■ EXERCISE DIRECTIONS ■
Write out the records beneath this line exactly as they appear, minus any images.
_ _ _ _ _ _ _
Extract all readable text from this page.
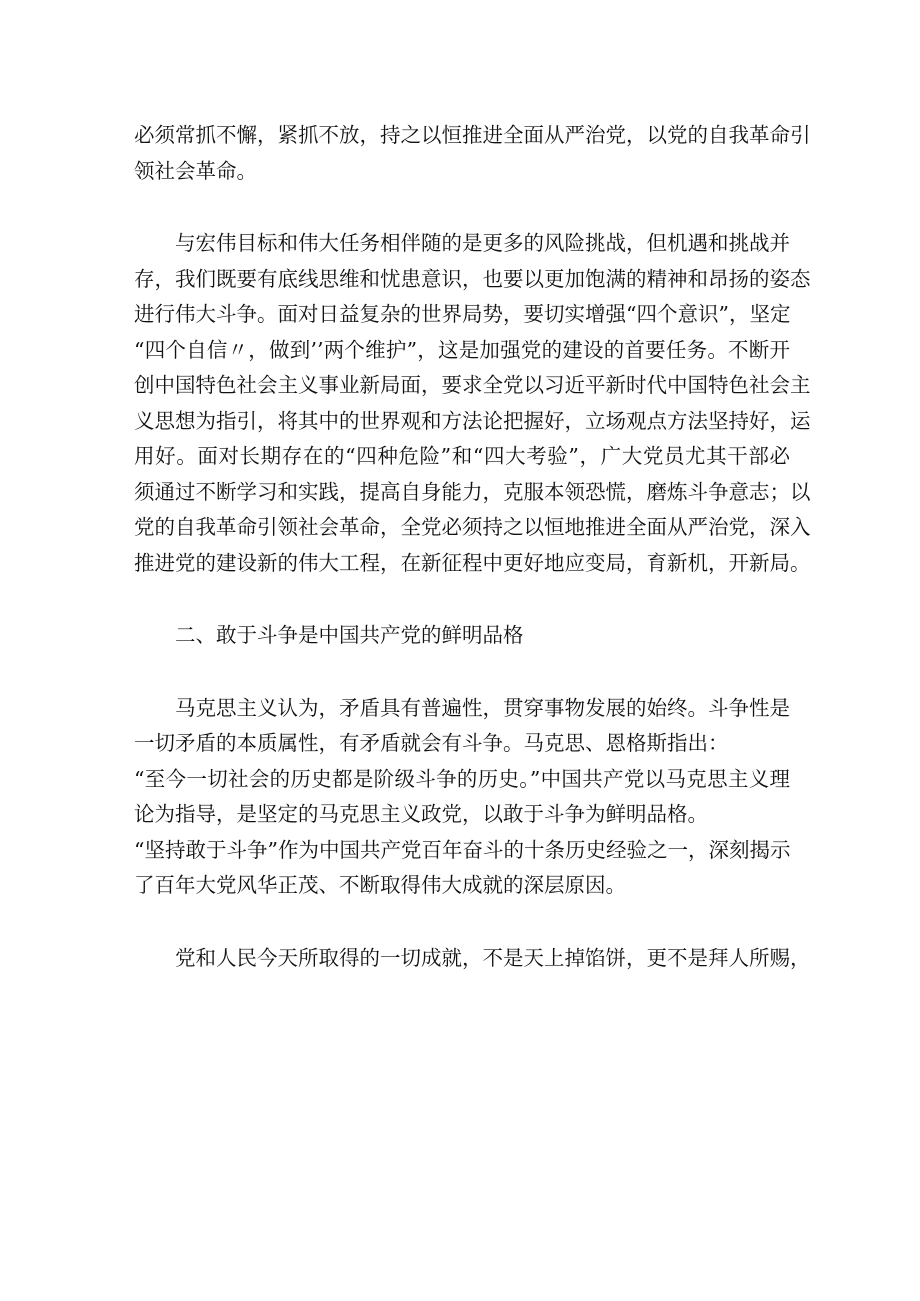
必须常抓不懈，紧抓不放，持之以恒推进全面从严治党，以党的自我革命引
领社会革命。

与宏伟目标和伟大任务相伴随的是更多的风险挑战，但机遇和挑战并
存，我们既要有底线思维和忧患意识，也要以更加饱满的精神和昂扬的姿态
进行伟大斗争。面对日益复杂的世界局势，要切实增强“四个意识”，坚定
“四个自信〃，做到’’两个维护”，这是加强党的建设的首要任务。不断开
创中国特色社会主义事业新局面，要求全党以习近平新时代中国特色社会主
义思想为指引，将其中的世界观和方法论把握好，立场观点方法坚持好，运
用好。面对长期存在的“四种危险”和“四大考验”，广大党员尤其干部必
须通过不断学习和实践，提高自身能力，克服本领恐慌，磨炼斗争意志；以
党的自我革命引领社会革命，全党必须持之以恒地推进全面从严治党，深入
推进党的建设新的伟大工程，在新征程中更好地应变局，育新机，开新局。

二、敢于斗争是中国共产党的鲜明品格

马克思主义认为，矛盾具有普遍性，贯穿事物发展的始终。斗争性是
一切矛盾的本质属性，有矛盾就会有斗争。马克思、恩格斯指出：
“至今一切社会的历史都是阶级斗争的历史。”中国共产党以马克思主义理
论为指导，是坚定的马克思主义政党，以敢于斗争为鲜明品格。
“坚持敢于斗争”作为中国共产党百年奋斗的十条历史经验之一，深刻揭示
了百年大党风华正茂、不断取得伟大成就的深层原因。

党和人民今天所取得的一切成就，不是天上掉馅饼，更不是拜人所赐，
_ _ _ _ _ _ _
■ FULL RESPONSE ■
Extract all readable text from this page.
必须常抓不懈，紧抓不放，持之以恒推进全面从严治党，以党的自我革命引
领社会革命。

与宏伟目标和伟大任务相伴随的是更多的风险挑战，但机遇和挑战并
存，我们既要有底线思维和忧患意识，也要以更加饱满的精神和昂扬的姿态
进行伟大斗争。面对日益复杂的世界局势，要切实增强“四个意识”，坚定
“四个自信〃，做到’’两个维护”，这是加强党的建设的首要任务。不断开
创中国特色社会主义事业新局面，要求全党以习近平新时代中国特色社会主
义思想为指引，将其中的世界观和方法论把握好，立场观点方法坚持好，运
用好。面对长期存在的“四种危险”和“四大考验”，广大党员尤其干部必
须通过不断学习和实践，提高自身能力，克服本领恐慌，磨炼斗争意志；以
党的自我革命引领社会革命，全党必须持之以恒地推进全面从严治党，深入
推进党的建设新的伟大工程，在新征程中更好地应变局，育新机，开新局。

二、敢于斗争是中国共产党的鲜明品格

马克思主义认为，矛盾具有普遍性，贯穿事物发展的始终。斗争性是
一切矛盾的本质属性，有矛盾就会有斗争。马克思、恩格斯指出：
“至今一切社会的历史都是阶级斗争的历史。”中国共产党以马克思主义理
论为指导，是坚定的马克思主义政党，以敢于斗争为鲜明品格。
“坚持敢于斗争”作为中国共产党百年奋斗的十条历史经验之一，深刻揭示
了百年大党风华正茂、不断取得伟大成就的深层原因。

党和人民今天所取得的一切成就，不是天上掉馅饼，更不是拜人所赐，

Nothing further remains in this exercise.